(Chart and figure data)
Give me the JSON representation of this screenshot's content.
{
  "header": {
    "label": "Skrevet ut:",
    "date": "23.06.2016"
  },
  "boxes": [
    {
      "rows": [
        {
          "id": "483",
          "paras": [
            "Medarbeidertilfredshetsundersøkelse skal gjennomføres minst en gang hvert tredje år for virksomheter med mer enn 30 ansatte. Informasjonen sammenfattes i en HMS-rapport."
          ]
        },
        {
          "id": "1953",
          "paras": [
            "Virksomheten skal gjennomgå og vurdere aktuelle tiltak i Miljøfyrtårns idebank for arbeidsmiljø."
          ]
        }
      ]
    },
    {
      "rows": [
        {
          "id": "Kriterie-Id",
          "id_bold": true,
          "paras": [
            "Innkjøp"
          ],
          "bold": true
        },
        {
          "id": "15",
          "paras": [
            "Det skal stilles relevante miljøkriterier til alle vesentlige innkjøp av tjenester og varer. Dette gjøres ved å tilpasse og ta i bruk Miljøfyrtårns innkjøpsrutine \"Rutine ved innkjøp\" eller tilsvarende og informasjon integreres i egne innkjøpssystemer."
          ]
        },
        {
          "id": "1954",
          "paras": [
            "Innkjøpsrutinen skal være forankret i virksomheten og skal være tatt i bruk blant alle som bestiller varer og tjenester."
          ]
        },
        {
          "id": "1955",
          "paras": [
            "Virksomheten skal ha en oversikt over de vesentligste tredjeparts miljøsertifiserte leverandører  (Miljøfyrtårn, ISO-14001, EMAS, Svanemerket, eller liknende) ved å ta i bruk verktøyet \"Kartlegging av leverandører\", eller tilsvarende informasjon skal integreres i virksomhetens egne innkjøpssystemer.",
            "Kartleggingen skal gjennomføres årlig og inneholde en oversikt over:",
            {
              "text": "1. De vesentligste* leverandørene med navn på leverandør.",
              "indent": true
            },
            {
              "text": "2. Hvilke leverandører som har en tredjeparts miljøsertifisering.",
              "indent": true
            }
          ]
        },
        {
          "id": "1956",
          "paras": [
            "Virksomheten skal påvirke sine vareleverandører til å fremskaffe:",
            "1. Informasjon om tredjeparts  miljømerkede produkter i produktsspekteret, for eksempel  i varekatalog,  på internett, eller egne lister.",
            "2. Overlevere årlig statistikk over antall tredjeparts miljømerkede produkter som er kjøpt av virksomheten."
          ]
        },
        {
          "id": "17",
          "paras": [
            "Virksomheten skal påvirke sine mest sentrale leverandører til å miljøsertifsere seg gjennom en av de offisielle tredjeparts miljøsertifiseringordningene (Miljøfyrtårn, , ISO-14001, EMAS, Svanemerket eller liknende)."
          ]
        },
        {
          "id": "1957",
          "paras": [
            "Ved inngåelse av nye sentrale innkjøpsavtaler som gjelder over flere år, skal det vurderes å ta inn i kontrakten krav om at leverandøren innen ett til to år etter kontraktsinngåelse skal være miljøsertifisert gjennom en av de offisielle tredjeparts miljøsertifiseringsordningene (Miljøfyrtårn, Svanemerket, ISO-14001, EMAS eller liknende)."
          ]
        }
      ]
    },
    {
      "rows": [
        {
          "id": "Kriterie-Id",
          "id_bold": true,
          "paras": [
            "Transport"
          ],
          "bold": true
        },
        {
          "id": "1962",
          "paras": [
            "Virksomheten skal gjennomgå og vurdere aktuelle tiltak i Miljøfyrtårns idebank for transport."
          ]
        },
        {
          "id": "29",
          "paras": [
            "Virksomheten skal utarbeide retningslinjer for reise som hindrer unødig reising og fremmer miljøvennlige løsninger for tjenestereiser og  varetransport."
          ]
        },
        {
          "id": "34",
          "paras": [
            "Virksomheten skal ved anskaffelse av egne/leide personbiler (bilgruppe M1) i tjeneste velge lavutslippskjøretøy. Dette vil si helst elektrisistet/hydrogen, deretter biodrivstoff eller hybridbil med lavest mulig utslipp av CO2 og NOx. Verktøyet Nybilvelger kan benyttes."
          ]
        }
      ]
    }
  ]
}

...

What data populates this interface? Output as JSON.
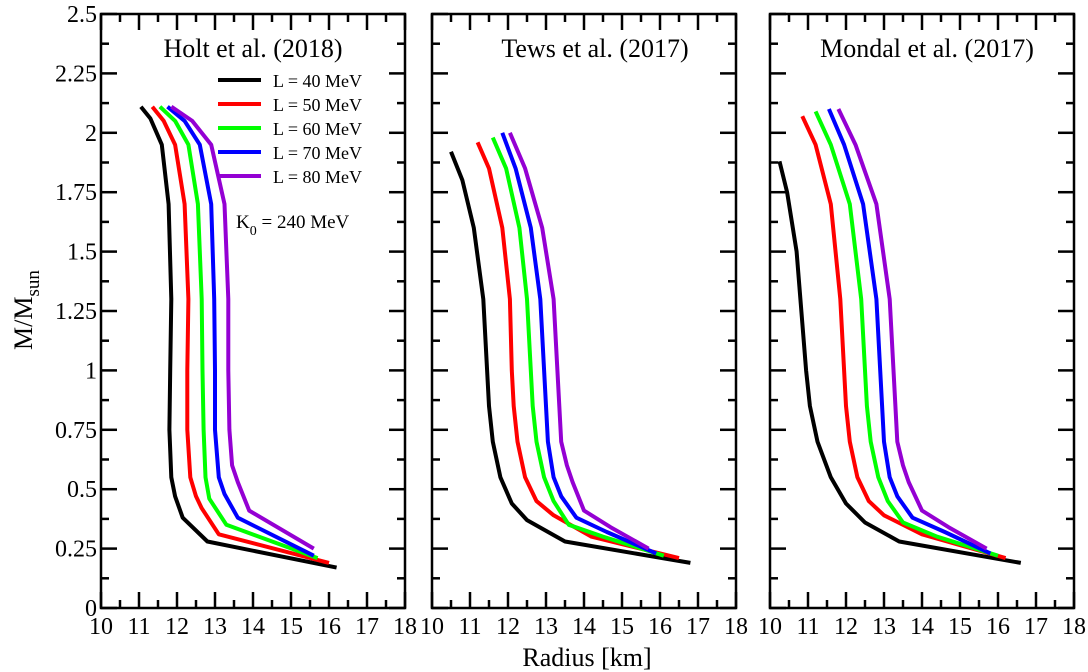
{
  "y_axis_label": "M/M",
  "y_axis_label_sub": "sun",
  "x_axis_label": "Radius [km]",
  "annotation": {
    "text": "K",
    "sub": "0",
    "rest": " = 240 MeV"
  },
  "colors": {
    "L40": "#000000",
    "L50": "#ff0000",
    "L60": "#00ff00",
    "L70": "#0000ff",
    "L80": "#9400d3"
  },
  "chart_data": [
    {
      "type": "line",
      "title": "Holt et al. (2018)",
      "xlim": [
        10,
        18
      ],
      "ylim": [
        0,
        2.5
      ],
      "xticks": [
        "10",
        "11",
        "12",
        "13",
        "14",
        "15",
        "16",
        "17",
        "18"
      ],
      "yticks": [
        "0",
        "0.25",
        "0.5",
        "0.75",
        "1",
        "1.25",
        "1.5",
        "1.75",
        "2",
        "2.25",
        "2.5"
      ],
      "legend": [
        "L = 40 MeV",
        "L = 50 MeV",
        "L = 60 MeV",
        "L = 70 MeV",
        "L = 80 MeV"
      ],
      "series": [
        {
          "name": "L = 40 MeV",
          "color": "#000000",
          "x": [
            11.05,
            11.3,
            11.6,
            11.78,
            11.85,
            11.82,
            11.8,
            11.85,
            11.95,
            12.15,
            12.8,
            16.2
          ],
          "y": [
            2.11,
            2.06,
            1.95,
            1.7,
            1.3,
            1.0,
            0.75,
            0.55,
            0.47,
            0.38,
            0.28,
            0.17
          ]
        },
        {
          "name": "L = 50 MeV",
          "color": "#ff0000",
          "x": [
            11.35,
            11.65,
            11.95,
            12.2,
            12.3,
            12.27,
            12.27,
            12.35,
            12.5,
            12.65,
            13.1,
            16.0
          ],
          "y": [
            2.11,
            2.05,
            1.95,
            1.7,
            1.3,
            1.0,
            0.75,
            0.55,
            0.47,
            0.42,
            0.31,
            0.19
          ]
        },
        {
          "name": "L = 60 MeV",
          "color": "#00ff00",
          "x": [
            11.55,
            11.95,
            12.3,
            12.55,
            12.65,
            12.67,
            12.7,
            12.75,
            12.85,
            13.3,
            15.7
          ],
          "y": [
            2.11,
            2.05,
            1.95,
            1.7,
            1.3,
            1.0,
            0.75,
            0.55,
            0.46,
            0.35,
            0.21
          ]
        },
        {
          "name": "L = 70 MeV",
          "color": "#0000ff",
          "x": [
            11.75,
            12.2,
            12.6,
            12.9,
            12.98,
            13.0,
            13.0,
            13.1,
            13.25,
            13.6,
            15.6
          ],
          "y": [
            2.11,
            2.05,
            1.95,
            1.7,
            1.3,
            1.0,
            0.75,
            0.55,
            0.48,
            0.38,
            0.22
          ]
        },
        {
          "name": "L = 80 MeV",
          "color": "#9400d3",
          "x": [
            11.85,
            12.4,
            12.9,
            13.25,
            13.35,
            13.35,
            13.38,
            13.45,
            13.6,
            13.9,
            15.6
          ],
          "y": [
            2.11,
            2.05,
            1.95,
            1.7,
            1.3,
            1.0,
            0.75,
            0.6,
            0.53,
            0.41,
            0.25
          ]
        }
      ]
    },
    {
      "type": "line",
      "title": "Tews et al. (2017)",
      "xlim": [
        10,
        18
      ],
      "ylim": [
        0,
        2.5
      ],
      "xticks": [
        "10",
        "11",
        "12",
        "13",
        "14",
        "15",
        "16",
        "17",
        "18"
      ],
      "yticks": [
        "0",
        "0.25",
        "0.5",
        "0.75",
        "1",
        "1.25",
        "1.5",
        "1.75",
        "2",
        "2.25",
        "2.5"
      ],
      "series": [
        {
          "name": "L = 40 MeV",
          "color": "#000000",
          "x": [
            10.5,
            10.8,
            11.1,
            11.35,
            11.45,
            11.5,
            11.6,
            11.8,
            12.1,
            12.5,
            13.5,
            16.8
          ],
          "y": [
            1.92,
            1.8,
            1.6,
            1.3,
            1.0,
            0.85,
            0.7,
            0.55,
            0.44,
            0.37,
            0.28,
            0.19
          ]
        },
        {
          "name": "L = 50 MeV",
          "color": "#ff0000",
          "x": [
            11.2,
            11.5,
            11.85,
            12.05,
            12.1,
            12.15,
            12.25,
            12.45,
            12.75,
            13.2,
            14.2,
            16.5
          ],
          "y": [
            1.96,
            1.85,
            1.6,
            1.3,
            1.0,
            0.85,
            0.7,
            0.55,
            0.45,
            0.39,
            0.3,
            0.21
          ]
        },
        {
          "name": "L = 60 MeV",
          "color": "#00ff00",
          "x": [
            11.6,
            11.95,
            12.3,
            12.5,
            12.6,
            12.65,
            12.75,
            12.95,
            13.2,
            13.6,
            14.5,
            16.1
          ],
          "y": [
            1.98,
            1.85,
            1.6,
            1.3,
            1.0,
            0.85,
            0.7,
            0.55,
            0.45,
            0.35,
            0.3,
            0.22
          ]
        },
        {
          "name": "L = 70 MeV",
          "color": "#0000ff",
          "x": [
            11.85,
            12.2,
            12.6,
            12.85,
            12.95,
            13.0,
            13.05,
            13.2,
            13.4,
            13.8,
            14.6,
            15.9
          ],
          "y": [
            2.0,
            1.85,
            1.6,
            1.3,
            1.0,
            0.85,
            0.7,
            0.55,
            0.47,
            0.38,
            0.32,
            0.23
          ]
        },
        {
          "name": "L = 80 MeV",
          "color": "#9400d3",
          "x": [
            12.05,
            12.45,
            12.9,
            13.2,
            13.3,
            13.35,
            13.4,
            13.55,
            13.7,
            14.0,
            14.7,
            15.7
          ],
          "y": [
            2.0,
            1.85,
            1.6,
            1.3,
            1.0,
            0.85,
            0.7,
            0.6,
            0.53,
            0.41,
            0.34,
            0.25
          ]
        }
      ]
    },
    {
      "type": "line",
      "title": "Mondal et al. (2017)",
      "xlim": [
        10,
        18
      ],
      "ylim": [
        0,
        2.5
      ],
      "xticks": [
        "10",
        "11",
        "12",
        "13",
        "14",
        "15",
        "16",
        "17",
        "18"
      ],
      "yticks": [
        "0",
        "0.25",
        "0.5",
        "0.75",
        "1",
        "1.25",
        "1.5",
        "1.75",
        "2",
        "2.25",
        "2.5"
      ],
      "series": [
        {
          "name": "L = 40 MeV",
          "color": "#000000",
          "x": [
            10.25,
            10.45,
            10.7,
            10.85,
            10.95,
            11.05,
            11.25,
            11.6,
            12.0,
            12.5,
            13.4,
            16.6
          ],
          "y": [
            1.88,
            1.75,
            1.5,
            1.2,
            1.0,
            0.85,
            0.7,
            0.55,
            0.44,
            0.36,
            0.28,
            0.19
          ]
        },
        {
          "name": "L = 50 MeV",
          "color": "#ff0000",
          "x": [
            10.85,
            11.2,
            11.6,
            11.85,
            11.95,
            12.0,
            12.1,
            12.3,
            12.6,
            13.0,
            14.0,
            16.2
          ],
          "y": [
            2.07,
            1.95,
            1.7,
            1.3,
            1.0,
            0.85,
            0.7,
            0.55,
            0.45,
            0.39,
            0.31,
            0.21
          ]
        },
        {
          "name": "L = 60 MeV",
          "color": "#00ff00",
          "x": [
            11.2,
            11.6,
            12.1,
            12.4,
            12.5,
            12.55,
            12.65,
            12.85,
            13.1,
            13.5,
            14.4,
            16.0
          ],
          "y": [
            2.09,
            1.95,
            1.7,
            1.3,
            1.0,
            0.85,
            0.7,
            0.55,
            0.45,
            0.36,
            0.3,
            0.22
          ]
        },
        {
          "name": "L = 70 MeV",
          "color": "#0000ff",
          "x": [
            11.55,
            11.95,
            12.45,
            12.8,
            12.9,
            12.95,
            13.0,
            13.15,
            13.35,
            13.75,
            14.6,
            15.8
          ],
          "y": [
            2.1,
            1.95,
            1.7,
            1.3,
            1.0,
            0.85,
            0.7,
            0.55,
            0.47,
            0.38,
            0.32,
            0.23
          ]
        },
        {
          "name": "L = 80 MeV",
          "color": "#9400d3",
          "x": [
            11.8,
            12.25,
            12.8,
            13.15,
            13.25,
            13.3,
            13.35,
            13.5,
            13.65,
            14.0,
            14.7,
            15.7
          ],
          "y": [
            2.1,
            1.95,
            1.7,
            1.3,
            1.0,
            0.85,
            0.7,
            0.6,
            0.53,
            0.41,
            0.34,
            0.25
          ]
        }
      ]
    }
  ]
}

▶ **Stated goal**
Search the data above for the string "JSON" and copy each line that has it.

▶ **Result of this exercise**
Give me the JSON representation of this screenshot's content.
What data populates this interface? Output as JSON.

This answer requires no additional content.